(Part of a data file)

--------

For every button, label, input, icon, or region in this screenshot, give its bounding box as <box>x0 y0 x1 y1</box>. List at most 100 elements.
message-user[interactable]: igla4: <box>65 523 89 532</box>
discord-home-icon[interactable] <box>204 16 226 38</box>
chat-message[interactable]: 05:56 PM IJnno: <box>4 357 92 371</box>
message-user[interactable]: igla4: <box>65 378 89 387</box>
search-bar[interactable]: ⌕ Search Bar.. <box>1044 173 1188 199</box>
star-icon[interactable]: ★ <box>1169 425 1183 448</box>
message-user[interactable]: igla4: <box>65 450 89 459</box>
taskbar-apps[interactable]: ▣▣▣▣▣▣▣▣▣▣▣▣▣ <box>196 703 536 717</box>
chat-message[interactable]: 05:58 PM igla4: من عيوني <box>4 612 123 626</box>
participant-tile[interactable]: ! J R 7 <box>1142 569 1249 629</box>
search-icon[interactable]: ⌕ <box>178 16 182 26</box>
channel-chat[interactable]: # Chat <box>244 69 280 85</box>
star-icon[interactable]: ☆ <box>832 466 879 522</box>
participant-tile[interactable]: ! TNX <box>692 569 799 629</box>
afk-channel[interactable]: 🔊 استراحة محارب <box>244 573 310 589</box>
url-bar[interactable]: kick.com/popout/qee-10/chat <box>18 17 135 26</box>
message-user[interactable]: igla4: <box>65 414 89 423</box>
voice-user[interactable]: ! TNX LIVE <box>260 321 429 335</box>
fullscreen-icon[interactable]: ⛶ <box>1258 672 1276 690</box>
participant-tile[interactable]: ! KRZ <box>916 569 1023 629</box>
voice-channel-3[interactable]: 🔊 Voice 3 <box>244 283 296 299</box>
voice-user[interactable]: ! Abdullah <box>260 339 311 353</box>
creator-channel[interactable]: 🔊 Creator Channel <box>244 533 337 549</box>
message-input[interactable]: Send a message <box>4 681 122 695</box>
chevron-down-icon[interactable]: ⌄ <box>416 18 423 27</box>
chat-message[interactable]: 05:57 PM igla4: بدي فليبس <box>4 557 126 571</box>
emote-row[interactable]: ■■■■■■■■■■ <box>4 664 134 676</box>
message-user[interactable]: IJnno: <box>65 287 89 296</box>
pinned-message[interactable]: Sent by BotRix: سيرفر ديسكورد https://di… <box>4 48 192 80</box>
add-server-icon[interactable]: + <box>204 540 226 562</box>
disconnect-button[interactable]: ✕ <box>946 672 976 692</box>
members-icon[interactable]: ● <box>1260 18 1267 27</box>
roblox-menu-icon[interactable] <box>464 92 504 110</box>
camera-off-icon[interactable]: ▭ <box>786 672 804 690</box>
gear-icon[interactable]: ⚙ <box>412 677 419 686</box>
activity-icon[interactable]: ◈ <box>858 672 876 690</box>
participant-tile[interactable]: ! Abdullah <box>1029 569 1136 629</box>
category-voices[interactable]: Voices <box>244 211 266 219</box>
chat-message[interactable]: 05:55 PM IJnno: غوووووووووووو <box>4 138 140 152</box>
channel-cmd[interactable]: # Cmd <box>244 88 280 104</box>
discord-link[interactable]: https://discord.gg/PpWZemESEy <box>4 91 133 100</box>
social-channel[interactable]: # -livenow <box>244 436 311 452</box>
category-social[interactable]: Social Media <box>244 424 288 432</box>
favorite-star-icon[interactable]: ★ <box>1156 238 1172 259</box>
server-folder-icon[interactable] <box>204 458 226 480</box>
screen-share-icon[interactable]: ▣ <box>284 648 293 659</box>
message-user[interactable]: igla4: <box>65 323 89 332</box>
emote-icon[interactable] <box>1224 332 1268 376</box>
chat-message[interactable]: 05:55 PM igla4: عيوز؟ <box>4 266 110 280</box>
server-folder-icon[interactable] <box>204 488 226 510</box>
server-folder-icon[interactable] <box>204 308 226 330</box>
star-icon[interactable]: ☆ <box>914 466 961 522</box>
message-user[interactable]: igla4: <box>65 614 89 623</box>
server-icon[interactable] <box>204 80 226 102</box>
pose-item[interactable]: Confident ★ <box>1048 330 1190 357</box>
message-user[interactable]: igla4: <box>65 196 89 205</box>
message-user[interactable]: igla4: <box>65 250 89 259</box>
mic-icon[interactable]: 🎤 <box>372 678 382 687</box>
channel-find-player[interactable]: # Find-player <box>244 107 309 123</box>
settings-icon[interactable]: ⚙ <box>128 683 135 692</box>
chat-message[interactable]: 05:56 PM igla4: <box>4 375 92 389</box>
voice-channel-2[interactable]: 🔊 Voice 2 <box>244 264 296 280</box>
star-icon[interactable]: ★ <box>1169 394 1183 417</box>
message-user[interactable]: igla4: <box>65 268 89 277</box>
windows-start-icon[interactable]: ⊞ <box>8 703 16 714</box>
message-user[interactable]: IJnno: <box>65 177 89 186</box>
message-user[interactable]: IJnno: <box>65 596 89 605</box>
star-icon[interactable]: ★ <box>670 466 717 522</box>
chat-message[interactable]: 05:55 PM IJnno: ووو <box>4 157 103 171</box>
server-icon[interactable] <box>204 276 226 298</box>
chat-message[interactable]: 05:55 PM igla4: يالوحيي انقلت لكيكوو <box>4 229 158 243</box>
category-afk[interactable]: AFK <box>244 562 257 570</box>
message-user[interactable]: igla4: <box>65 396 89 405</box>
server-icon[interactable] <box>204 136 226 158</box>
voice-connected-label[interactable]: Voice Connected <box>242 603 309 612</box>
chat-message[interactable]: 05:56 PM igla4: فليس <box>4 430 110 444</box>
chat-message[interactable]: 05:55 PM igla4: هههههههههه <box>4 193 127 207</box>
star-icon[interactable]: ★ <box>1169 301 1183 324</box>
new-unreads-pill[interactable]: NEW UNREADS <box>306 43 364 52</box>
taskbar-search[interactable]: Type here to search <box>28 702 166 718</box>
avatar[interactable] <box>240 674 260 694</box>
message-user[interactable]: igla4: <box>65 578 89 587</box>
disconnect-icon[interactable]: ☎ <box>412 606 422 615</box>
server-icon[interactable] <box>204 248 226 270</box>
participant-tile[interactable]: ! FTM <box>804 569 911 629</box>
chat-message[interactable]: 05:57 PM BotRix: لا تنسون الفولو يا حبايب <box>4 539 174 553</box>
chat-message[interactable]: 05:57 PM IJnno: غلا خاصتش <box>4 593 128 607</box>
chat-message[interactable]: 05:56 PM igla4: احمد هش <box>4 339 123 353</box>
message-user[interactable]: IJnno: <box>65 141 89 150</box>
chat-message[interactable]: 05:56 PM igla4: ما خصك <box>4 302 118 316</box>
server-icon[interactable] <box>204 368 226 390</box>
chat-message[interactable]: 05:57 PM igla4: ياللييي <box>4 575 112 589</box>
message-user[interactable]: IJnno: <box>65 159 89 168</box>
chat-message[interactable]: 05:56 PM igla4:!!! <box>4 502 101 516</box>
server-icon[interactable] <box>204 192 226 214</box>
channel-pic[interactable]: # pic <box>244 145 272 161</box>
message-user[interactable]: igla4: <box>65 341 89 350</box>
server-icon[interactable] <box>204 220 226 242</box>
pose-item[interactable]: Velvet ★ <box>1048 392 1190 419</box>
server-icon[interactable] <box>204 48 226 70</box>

--------

• [WHAT TO DO] Can you quote the records word for word, from the start through the line that contains "participant-tile[interactable]: ! KRZ"?

• [EXPECTED ANSWER]
For every button, label, input, icon, or region in this screenshot, give its bounding box as <box>x0 y0 x1 y1</box>. List at most 100 elements.
message-user[interactable]: igla4: <box>65 523 89 532</box>
discord-home-icon[interactable] <box>204 16 226 38</box>
chat-message[interactable]: 05:56 PM IJnno: <box>4 357 92 371</box>
message-user[interactable]: igla4: <box>65 378 89 387</box>
search-bar[interactable]: ⌕ Search Bar.. <box>1044 173 1188 199</box>
star-icon[interactable]: ★ <box>1169 425 1183 448</box>
message-user[interactable]: igla4: <box>65 450 89 459</box>
taskbar-apps[interactable]: ▣▣▣▣▣▣▣▣▣▣▣▣▣ <box>196 703 536 717</box>
chat-message[interactable]: 05:58 PM igla4: من عيوني <box>4 612 123 626</box>
participant-tile[interactable]: ! J R 7 <box>1142 569 1249 629</box>
search-icon[interactable]: ⌕ <box>178 16 182 26</box>
channel-chat[interactable]: # Chat <box>244 69 280 85</box>
star-icon[interactable]: ☆ <box>832 466 879 522</box>
participant-tile[interactable]: ! TNX <box>692 569 799 629</box>
afk-channel[interactable]: 🔊 استراحة محارب <box>244 573 310 589</box>
url-bar[interactable]: kick.com/popout/qee-10/chat <box>18 17 135 26</box>
message-user[interactable]: igla4: <box>65 414 89 423</box>
voice-user[interactable]: ! TNX LIVE <box>260 321 429 335</box>
fullscreen-icon[interactable]: ⛶ <box>1258 672 1276 690</box>
participant-tile[interactable]: ! KRZ <box>916 569 1023 629</box>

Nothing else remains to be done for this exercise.